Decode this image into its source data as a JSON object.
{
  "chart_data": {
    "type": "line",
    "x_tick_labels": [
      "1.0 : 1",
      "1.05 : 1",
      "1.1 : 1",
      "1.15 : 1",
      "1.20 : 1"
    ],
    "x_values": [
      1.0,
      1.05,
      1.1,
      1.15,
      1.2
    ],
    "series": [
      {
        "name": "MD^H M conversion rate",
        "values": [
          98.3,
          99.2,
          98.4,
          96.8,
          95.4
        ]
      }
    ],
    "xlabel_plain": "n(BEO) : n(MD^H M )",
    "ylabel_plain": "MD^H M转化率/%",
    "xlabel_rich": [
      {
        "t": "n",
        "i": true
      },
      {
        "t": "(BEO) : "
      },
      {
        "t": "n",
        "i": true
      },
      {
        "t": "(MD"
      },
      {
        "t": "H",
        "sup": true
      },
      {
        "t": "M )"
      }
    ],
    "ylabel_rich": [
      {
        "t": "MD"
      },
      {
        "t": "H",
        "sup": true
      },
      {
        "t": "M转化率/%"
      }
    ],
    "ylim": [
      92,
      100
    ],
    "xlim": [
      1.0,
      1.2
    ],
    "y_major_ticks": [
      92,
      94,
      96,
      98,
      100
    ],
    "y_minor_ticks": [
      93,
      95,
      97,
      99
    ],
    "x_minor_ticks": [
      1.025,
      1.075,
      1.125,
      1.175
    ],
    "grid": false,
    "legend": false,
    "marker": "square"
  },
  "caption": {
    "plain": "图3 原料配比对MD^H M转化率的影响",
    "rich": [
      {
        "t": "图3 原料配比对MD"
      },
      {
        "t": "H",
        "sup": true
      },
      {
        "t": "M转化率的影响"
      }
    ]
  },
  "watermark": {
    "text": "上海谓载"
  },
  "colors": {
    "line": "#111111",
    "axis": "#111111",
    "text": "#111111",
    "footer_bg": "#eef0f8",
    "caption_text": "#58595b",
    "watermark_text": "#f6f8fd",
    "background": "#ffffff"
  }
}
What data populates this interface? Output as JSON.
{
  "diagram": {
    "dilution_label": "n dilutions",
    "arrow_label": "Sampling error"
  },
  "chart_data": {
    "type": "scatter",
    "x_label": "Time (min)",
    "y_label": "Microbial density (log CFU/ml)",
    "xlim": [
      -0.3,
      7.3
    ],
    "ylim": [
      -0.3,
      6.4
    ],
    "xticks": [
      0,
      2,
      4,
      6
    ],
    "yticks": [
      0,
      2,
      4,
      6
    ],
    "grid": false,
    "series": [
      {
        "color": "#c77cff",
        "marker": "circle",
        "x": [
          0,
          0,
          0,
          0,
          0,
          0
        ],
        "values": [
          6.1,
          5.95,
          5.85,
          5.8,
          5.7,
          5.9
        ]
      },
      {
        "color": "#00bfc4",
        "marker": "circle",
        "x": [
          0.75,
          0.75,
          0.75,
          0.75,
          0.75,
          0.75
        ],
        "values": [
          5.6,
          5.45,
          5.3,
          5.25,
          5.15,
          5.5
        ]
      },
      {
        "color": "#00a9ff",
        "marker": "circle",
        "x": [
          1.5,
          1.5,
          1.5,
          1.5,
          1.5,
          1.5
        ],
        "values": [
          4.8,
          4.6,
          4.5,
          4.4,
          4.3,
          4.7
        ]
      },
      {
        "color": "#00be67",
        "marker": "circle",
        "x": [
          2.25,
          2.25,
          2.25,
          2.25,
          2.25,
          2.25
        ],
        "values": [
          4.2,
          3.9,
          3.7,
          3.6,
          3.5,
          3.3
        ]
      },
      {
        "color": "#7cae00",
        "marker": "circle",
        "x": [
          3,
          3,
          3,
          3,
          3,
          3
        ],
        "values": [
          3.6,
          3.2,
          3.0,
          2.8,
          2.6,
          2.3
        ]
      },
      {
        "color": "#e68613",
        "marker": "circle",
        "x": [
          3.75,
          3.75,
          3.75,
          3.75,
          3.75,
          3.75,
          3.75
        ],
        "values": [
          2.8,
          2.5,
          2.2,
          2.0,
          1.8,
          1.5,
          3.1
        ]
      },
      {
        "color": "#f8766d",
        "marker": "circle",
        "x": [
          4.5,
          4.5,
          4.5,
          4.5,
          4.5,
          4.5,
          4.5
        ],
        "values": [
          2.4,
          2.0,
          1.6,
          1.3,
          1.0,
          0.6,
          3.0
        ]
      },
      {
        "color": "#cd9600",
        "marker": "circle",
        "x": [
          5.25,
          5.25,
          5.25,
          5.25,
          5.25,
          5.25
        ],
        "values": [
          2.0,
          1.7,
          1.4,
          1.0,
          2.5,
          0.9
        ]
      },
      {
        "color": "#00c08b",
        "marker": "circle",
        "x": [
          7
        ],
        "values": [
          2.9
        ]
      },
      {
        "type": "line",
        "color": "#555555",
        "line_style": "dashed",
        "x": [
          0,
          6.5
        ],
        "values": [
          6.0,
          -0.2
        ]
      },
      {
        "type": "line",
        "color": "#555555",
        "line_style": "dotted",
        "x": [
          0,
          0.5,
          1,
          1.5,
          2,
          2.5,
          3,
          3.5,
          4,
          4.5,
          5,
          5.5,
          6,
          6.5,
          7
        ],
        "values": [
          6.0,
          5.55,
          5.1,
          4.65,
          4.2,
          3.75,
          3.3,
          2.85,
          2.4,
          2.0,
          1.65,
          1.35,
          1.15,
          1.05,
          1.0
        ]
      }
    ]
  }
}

--*--

* Work instructions
Write out every entry exactly as given.

* Problem solution
Decode this image into its source data as a JSON object.
{
  "chart_data": {
    "type": "line",
    "x_tick_labels": [
      "1.0 : 1",
      "1.05 : 1",
      "1.1 : 1",
      "1.15 : 1",
      "1.20 : 1"
    ],
    "x_values": [
      1.0,
      1.05,
      1.1,
      1.15,
      1.2
    ],
    "series": [
      {
        "name": "MD^H M conversion rate",
        "values": [
          98.3,
          99.2,
          98.4,
          96.8,
          95.4
        ]
      }
    ],
    "xlabel_plain": "n(BEO) : n(MD^H M )",
    "ylabel_plain": "MD^H M转化率/%",
    "xlabel_rich": [
      {
        "t": "n",
        "i": true
      },
      {
        "t": "(BEO) : "
      },
      {
        "t": "n",
        "i": true
      },
      {
        "t": "(MD"
      },
      {
        "t": "H",
        "sup": true
      },
      {
        "t": "M )"
      }
    ],
    "ylabel_rich": [
      {
        "t": "MD"
      },
      {
        "t": "H",
        "sup": true
      },
      {
        "t": "M转化率/%"
      }
    ],
    "ylim": [
      92,
      100
    ],
    "xlim": [
      1.0,
      1.2
    ],
    "y_major_ticks": [
      92,
      94,
      96,
      98,
      100
    ],
    "y_minor_ticks": [
      93,
      95,
      97,
      99
    ],
    "x_minor_ticks": [
      1.025,
      1.075,
      1.125,
      1.175
    ],
    "grid": false,
    "legend": false,
    "marker": "square"
  },
  "caption": {
    "plain": "图3 原料配比对MD^H M转化率的影响",
    "rich": [
      {
        "t": "图3 原料配比对MD"
      },
      {
        "t": "H",
        "sup": true
      },
      {
        "t": "M转化率的影响"
      }
    ]
  },
  "watermark": {
    "text": "上海谓载"
  },
  "colors": {
    "line": "#111111",
    "axis": "#111111",
    "text": "#111111",
    "footer_bg": "#eef0f8",
    "caption_text": "#58595b",
    "watermark_text": "#f6f8fd",
    "background": "#ffffff"
  }
}
What data populates this interface? Output as JSON.
{
  "diagram": {
    "dilution_label": "n dilutions",
    "arrow_label": "Sampling error"
  },
  "chart_data": {
    "type": "scatter",
    "x_label": "Time (min)",
    "y_label": "Microbial density (log CFU/ml)",
    "xlim": [
      -0.3,
      7.3
    ],
    "ylim": [
      -0.3,
      6.4
    ],
    "xticks": [
      0,
      2,
      4,
      6
    ],
    "yticks": [
      0,
      2,
      4,
      6
    ],
    "grid": false,
    "series": [
      {
        "color": "#c77cff",
        "marker": "circle",
        "x": [
          0,
          0,
          0,
          0,
          0,
          0
        ],
        "values": [
          6.1,
          5.95,
          5.85,
          5.8,
          5.7,
          5.9
        ]
      },
      {
        "color": "#00bfc4",
        "marker": "circle",
        "x": [
          0.75,
          0.75,
          0.75,
          0.75,
          0.75,
          0.75
        ],
        "values": [
          5.6,
          5.45,
          5.3,
          5.25,
          5.15,
          5.5
        ]
      },
      {
        "color": "#00a9ff",
        "marker": "circle",
        "x": [
          1.5,
          1.5,
          1.5,
          1.5,
          1.5,
          1.5
        ],
        "values": [
          4.8,
          4.6,
          4.5,
          4.4,
          4.3,
          4.7
        ]
      },
      {
        "color": "#00be67",
        "marker": "circle",
        "x": [
          2.25,
          2.25,
          2.25,
          2.25,
          2.25,
          2.25
        ],
        "values": [
          4.2,
          3.9,
          3.7,
          3.6,
          3.5,
          3.3
        ]
      },
      {
        "color": "#7cae00",
        "marker": "circle",
        "x": [
          3,
          3,
          3,
          3,
          3,
          3
        ],
        "values": [
          3.6,
          3.2,
          3.0,
          2.8,
          2.6,
          2.3
        ]
      },
      {
        "color": "#e68613",
        "marker": "circle",
        "x": [
          3.75,
          3.75,
          3.75,
          3.75,
          3.75,
          3.75,
          3.75
        ],
        "values": [
          2.8,
          2.5,
          2.2,
          2.0,
          1.8,
          1.5,
          3.1
        ]
      },
      {
        "color": "#f8766d",
        "marker": "circle",
        "x": [
          4.5,
          4.5,
          4.5,
          4.5,
          4.5,
          4.5,
          4.5
        ],
        "values": [
          2.4,
          2.0,
          1.6,
          1.3,
          1.0,
          0.6,
          3.0
        ]
      },
      {
        "color": "#cd9600",
        "marker": "circle",
        "x": [
          5.25,
          5.25,
          5.25,
          5.25,
          5.25,
          5.25
        ],
        "values": [
          2.0,
          1.7,
          1.4,
          1.0,
          2.5,
          0.9
        ]
      },
      {
        "color": "#00c08b",
        "marker": "circle",
        "x": [
          7
        ],
        "values": [
          2.9
        ]
      },
      {
        "type": "line",
        "color": "#555555",
        "line_style": "dashed",
        "x": [
          0,
          6.5
        ],
        "values": [
          6.0,
          -0.2
        ]
      },
      {
        "type": "line",
        "color": "#555555",
        "line_style": "dotted",
        "x": [
          0,
          0.5,
          1,
          1.5,
          2,
          2.5,
          3,
          3.5,
          4,
          4.5,
          5,
          5.5,
          6,
          6.5,
          7
        ],
        "values": [
          6.0,
          5.55,
          5.1,
          4.65,
          4.2,
          3.75,
          3.3,
          2.85,
          2.4,
          2.0,
          1.65,
          1.35,
          1.15,
          1.05,
          1.0
        ]
      }
    ]
  }
}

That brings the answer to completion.